begin Data extract
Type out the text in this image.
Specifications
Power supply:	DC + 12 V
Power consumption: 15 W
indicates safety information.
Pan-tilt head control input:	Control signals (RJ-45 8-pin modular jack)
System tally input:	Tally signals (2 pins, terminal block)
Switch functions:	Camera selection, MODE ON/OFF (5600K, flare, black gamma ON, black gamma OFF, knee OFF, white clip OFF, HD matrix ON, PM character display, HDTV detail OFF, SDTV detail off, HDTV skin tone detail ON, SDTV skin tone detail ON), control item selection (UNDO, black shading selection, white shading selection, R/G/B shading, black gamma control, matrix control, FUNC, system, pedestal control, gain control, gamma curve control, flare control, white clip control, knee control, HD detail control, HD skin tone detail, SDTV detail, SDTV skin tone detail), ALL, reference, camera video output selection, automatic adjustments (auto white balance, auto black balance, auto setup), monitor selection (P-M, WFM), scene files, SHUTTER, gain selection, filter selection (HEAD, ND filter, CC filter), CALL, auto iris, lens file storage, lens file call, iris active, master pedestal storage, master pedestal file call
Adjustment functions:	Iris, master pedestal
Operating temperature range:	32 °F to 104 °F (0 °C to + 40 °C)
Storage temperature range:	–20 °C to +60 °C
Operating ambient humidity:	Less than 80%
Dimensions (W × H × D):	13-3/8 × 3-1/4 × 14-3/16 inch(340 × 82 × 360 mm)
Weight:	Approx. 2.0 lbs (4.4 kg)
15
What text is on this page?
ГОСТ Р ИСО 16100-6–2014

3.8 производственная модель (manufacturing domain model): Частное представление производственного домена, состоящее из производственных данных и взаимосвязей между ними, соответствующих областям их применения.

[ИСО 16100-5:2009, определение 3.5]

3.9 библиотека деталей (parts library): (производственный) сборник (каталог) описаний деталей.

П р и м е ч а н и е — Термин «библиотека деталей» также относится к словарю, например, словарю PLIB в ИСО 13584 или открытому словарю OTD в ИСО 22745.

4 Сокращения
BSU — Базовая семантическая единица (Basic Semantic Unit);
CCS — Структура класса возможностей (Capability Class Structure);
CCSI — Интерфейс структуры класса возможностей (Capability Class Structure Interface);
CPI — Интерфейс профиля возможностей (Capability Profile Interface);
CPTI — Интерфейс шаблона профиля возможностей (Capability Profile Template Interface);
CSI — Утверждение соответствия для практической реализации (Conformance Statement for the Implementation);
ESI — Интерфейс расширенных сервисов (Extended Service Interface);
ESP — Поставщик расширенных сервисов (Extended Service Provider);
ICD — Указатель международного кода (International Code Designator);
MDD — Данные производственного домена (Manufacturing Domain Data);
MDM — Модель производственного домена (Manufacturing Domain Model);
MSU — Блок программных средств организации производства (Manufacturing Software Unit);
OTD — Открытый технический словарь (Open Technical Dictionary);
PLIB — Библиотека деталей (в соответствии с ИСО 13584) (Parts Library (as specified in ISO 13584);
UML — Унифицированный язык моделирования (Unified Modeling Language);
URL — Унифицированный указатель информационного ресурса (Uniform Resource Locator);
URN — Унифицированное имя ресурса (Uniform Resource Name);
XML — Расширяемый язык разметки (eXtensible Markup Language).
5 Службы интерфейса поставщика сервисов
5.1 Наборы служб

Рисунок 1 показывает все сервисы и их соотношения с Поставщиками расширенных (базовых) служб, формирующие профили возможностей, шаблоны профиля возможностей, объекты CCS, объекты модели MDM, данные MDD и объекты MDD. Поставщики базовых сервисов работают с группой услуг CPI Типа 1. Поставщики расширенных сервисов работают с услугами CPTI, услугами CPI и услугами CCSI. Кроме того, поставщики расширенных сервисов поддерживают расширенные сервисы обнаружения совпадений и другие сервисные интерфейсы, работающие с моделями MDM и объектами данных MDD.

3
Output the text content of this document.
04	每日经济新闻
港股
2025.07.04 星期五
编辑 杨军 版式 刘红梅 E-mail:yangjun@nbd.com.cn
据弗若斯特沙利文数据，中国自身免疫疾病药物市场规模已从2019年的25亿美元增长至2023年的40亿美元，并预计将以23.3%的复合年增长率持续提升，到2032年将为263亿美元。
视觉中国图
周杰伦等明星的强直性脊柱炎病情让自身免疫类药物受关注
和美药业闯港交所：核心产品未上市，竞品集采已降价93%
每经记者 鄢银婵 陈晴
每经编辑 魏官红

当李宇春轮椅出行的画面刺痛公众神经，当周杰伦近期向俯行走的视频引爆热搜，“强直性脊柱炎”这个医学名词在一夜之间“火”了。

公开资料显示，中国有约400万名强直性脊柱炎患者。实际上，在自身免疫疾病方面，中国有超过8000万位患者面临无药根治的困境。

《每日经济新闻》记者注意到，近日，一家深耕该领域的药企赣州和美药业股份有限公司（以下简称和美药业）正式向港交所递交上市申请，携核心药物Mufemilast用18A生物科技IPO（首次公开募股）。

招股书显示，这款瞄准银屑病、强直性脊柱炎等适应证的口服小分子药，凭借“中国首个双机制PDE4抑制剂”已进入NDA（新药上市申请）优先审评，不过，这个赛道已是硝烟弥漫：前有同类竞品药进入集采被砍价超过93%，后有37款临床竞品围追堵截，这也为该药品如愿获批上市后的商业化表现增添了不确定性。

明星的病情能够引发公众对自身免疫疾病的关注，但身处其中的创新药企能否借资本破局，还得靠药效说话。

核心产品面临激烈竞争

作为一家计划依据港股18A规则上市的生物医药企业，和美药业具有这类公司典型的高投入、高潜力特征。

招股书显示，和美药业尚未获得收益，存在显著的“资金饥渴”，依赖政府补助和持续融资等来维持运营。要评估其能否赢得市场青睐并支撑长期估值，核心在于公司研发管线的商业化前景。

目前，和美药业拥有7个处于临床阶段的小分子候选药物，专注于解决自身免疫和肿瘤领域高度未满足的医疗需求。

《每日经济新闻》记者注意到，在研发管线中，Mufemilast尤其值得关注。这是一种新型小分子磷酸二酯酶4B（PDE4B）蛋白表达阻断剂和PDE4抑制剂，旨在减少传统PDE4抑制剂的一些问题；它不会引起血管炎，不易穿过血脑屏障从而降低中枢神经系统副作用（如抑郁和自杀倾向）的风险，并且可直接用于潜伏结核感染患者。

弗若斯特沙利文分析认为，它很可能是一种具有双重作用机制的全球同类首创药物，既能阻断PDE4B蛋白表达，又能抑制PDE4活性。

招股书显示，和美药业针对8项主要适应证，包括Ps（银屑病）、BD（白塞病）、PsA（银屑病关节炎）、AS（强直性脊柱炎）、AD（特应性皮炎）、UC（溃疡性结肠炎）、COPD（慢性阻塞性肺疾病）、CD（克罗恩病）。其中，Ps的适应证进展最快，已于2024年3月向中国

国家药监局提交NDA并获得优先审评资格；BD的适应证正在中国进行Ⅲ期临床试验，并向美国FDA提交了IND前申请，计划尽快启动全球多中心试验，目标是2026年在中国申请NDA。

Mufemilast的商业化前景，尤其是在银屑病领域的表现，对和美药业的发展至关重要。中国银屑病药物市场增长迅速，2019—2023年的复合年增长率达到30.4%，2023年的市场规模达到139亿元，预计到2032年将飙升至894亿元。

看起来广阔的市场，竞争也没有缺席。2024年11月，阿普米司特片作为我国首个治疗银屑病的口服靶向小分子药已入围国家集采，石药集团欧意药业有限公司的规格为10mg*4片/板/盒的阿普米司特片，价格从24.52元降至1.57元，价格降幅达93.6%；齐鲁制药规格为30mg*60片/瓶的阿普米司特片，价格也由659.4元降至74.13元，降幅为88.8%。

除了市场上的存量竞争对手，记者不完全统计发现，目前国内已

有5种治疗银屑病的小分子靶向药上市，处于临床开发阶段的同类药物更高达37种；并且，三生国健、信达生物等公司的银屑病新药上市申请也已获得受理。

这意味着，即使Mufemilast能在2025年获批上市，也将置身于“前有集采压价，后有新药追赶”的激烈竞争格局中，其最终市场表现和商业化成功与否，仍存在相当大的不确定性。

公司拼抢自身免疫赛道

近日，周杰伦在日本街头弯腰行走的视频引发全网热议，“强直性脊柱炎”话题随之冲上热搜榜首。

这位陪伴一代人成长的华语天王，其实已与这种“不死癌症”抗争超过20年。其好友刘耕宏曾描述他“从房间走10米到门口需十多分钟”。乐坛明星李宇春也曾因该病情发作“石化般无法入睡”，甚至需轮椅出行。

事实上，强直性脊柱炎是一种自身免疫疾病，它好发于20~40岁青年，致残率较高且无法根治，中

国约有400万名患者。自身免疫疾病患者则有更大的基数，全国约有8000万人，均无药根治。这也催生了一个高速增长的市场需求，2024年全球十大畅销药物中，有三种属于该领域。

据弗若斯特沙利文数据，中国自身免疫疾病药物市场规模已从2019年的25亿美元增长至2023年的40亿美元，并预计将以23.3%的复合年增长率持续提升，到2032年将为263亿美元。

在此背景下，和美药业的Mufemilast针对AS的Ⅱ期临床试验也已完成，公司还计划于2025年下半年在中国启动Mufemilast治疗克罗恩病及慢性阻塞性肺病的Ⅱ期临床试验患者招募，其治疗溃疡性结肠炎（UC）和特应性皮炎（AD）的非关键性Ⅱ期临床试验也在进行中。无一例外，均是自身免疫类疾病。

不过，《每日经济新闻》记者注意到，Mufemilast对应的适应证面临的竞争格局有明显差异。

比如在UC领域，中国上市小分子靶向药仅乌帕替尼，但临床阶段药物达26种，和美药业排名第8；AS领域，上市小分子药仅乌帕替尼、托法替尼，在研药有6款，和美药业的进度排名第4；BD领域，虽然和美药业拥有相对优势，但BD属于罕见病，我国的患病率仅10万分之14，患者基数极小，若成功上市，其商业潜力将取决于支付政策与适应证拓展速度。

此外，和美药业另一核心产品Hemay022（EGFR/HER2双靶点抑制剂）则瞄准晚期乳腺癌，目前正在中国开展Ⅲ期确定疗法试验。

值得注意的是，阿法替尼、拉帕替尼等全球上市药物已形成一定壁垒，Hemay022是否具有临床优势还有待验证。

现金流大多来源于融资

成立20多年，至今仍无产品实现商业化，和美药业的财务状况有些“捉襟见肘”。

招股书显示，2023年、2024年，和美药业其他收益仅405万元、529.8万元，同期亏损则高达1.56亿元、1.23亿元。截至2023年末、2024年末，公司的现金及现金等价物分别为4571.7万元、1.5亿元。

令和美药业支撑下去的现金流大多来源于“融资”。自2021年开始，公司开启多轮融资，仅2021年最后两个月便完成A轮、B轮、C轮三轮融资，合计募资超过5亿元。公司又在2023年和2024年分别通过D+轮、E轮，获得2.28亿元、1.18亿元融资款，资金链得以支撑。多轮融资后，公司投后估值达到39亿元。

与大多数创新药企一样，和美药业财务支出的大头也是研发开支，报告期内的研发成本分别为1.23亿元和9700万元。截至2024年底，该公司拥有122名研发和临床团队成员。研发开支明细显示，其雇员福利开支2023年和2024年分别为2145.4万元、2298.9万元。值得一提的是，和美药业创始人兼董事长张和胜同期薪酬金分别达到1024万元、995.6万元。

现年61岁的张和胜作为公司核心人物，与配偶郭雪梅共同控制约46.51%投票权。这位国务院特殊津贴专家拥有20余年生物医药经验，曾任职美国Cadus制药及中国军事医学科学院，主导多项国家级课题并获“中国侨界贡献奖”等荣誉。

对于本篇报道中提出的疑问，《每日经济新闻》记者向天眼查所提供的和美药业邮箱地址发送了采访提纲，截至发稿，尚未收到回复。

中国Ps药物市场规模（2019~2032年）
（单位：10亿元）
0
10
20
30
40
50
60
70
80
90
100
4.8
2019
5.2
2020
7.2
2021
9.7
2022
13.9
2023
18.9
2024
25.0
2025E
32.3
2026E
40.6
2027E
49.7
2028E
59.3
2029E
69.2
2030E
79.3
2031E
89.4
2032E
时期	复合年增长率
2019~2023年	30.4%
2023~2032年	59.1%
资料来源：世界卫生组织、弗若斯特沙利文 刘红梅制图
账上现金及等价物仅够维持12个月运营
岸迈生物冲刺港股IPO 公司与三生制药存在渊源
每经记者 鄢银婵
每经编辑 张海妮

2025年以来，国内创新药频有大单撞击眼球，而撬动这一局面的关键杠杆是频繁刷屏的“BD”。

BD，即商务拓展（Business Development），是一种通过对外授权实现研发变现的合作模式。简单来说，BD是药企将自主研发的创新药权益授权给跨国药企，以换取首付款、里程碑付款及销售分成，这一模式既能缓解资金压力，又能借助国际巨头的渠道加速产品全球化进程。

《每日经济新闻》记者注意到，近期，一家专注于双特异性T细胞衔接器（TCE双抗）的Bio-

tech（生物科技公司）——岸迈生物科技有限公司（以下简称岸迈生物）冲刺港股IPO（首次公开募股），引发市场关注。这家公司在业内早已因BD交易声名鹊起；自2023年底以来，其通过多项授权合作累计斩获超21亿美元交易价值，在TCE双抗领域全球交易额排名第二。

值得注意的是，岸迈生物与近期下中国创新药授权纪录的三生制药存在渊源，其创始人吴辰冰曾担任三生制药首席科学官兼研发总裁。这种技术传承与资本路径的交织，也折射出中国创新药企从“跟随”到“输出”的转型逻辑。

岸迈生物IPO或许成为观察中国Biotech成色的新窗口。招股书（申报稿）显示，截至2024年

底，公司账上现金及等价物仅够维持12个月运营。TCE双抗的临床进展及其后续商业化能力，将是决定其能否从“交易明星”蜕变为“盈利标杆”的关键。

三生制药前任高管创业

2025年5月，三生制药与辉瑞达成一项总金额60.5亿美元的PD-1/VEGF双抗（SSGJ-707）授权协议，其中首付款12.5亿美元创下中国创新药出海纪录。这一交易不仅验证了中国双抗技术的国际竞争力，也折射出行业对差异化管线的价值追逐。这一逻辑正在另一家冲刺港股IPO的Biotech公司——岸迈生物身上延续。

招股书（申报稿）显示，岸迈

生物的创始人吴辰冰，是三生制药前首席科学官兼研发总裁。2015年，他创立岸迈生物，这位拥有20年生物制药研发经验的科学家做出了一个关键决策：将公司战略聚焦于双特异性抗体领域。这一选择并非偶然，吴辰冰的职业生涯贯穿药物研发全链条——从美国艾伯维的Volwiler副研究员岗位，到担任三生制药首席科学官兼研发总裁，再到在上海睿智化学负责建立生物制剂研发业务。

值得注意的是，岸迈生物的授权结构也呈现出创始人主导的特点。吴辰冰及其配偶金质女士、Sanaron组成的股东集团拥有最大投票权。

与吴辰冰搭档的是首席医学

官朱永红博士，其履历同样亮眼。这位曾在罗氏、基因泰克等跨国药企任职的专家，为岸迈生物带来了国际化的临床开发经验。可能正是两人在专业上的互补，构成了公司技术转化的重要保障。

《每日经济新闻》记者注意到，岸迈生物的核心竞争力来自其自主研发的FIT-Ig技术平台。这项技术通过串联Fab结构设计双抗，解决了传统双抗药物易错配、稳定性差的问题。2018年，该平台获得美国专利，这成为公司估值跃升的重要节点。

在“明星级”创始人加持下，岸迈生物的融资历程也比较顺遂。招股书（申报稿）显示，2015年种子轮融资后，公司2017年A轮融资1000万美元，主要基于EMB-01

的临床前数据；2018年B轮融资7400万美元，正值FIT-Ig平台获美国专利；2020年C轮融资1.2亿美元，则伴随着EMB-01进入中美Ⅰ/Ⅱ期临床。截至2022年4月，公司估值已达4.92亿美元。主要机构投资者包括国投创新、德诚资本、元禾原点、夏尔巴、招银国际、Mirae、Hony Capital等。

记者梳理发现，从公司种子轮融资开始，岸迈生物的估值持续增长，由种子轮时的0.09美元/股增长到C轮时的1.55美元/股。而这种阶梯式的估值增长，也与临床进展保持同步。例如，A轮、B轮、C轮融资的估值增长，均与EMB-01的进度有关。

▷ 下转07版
end Data extract
Goal
Of the lines in the material above, state how many contain the string "Operating"; give no other text.

Solution below
2